- _EXERCISE AIM_: Filter the data for lines with the word "Covid", then copy every line so identified.

>> begin

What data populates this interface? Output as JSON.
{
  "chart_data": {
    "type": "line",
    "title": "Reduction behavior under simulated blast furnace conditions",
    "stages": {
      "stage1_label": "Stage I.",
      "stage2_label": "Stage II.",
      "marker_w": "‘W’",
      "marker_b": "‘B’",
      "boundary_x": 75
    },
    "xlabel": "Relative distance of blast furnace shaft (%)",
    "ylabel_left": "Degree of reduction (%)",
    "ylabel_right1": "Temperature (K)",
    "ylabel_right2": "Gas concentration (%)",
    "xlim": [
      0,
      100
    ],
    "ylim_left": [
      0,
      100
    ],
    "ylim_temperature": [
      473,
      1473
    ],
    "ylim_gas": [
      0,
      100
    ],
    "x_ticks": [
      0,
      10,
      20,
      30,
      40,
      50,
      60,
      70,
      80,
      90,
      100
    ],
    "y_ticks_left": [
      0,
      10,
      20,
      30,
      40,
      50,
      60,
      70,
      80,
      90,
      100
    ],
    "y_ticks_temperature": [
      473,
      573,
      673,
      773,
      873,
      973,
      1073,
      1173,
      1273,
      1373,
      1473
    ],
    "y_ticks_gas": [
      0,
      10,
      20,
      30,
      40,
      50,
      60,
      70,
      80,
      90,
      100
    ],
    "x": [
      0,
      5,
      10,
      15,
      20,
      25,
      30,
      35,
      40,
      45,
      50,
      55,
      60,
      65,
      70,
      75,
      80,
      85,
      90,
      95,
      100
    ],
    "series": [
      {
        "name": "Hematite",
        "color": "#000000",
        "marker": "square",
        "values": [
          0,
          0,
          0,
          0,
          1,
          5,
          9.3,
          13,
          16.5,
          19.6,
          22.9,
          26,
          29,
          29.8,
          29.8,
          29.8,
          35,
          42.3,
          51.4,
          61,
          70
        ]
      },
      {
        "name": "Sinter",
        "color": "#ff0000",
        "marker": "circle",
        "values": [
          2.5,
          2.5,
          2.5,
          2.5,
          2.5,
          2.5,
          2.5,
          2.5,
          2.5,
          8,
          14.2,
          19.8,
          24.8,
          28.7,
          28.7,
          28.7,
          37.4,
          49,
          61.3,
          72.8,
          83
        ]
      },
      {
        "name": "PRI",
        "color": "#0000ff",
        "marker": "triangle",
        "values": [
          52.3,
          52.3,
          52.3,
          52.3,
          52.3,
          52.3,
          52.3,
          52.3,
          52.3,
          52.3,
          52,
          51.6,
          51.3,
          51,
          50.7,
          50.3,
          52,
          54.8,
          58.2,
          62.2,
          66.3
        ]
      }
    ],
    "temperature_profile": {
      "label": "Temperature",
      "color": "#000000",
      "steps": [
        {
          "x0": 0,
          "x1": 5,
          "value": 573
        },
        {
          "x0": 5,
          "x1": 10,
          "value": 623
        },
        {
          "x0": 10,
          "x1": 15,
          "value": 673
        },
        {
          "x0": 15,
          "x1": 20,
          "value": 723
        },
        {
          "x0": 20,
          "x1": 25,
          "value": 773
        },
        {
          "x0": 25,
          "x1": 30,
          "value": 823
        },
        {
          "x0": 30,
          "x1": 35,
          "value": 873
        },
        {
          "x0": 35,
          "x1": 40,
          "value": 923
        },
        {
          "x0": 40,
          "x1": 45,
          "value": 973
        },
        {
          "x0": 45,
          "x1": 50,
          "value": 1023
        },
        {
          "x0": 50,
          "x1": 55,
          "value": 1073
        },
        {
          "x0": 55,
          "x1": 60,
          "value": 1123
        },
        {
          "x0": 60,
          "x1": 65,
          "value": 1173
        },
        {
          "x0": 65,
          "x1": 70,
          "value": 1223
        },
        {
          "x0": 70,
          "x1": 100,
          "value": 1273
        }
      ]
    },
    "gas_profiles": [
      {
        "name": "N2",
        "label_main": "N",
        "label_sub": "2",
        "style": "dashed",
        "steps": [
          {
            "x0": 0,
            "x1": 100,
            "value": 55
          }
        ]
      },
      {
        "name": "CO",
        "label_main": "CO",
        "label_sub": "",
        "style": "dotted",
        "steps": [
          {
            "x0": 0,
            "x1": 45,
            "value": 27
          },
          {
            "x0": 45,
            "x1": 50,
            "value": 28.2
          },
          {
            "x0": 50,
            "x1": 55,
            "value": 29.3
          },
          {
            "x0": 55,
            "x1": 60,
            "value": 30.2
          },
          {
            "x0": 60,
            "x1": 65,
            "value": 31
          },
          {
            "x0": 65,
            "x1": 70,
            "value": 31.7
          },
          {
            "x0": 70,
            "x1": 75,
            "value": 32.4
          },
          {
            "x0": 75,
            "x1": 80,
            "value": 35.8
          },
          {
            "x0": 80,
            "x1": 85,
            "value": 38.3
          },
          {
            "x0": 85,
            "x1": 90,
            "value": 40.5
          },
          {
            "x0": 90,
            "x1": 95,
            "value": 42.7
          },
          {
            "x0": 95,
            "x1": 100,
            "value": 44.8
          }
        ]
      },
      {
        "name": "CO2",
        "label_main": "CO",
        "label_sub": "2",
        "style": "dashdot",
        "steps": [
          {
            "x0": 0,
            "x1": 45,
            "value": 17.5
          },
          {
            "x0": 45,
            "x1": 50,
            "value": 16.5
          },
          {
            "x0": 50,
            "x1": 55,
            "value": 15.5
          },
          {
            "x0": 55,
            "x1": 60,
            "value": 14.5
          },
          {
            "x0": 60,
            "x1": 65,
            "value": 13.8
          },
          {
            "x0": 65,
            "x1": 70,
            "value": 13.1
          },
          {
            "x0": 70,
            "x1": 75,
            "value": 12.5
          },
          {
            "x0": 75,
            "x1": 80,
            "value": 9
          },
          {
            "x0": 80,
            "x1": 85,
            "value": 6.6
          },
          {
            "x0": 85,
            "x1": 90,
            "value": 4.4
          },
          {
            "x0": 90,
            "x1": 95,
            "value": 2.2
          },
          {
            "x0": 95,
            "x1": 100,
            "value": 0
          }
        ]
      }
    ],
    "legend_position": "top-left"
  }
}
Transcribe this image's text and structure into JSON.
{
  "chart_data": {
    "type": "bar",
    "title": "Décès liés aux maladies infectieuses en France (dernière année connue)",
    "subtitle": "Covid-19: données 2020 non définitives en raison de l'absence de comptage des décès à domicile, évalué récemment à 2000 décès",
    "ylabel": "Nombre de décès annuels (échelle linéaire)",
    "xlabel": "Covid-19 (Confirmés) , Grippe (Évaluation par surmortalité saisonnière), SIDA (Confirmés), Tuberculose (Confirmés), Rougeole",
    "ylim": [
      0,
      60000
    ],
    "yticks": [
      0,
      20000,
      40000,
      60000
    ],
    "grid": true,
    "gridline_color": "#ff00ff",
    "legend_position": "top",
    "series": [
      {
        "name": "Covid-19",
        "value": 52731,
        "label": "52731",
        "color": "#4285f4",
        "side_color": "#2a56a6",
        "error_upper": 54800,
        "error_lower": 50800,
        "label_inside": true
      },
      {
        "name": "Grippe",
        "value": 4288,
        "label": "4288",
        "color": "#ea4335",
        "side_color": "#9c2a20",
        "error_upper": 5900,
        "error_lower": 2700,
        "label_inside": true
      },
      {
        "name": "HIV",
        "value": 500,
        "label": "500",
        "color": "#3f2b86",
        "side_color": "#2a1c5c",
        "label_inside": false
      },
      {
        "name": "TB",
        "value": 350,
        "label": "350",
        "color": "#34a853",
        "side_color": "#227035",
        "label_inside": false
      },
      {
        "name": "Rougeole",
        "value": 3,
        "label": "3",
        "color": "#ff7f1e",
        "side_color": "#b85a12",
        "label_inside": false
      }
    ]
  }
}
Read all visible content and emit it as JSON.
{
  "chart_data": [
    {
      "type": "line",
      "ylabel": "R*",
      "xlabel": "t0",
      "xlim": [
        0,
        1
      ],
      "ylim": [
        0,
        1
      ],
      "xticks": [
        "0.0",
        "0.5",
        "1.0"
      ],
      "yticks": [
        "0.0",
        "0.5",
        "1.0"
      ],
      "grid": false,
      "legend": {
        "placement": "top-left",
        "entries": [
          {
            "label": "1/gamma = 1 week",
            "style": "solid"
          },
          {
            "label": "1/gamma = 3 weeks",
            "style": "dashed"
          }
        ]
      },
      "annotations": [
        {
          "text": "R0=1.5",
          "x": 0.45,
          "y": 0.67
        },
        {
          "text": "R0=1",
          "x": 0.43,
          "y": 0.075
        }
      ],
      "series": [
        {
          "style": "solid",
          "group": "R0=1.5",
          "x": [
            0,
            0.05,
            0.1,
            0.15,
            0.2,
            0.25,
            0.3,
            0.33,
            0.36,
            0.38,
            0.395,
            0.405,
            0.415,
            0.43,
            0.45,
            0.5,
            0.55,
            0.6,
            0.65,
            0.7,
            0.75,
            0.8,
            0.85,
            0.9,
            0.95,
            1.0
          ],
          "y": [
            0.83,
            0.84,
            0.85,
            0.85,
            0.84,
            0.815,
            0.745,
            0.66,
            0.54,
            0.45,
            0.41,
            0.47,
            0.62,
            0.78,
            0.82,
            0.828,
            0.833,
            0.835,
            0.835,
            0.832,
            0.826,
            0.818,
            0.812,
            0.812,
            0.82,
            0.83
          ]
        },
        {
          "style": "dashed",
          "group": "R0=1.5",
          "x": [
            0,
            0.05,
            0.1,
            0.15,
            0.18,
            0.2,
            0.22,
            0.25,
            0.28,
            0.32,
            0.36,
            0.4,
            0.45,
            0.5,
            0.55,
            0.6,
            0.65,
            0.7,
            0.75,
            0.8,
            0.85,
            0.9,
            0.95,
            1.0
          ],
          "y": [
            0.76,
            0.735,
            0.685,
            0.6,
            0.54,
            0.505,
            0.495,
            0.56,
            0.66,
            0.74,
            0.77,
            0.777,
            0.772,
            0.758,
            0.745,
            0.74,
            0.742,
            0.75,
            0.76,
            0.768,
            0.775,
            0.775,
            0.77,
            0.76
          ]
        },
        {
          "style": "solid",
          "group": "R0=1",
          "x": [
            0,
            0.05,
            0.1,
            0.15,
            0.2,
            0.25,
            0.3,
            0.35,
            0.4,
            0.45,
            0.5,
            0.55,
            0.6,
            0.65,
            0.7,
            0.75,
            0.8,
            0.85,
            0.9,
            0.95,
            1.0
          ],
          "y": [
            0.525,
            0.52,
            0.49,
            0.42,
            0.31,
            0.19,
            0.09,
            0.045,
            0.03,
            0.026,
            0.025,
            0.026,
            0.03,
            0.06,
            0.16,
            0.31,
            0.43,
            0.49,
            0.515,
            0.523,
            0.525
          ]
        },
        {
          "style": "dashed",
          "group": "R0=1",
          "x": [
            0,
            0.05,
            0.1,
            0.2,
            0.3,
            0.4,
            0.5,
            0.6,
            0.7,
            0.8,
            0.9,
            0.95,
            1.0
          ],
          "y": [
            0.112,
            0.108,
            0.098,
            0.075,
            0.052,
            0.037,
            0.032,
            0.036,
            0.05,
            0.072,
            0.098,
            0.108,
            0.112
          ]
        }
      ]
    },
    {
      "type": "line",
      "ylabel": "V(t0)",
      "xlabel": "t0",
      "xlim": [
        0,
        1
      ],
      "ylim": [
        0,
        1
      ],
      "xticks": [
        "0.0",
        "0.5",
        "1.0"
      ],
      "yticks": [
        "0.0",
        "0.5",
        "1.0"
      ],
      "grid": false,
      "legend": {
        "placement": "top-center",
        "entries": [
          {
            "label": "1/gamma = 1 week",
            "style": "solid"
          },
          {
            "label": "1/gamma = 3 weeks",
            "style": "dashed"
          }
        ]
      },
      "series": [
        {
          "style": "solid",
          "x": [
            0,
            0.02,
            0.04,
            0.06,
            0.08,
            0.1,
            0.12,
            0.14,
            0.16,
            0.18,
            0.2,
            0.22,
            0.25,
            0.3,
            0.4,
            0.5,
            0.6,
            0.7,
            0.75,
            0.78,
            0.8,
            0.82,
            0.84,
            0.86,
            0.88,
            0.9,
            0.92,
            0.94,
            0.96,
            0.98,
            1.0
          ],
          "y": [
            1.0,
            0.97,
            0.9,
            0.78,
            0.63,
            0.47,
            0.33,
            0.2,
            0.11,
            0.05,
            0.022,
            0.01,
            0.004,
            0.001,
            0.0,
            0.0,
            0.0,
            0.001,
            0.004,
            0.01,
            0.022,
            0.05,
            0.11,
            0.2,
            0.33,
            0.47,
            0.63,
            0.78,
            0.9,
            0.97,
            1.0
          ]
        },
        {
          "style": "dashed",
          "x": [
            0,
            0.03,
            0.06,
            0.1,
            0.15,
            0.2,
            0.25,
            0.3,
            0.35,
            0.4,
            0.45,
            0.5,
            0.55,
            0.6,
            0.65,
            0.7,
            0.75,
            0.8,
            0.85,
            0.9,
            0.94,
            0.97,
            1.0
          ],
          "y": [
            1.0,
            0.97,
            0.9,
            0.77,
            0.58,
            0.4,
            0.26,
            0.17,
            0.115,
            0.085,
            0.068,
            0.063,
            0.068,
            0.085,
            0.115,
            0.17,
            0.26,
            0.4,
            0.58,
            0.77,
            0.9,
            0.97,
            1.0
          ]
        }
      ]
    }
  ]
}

>> end

- _RIGHT ANSWER_:
    "subtitle": "Covid-19: données 2020 non définitives en raison de l'absence de comptage des décès à domicile, évalué récemment à 2000 décès",
    "xlabel": "Covid-19 (Confirmés) , Grippe (Évaluation par surmortalité saisonnière), SIDA (Confirmés), Tuberculose (Confirmés), Rougeole",
        "name": "Covid-19",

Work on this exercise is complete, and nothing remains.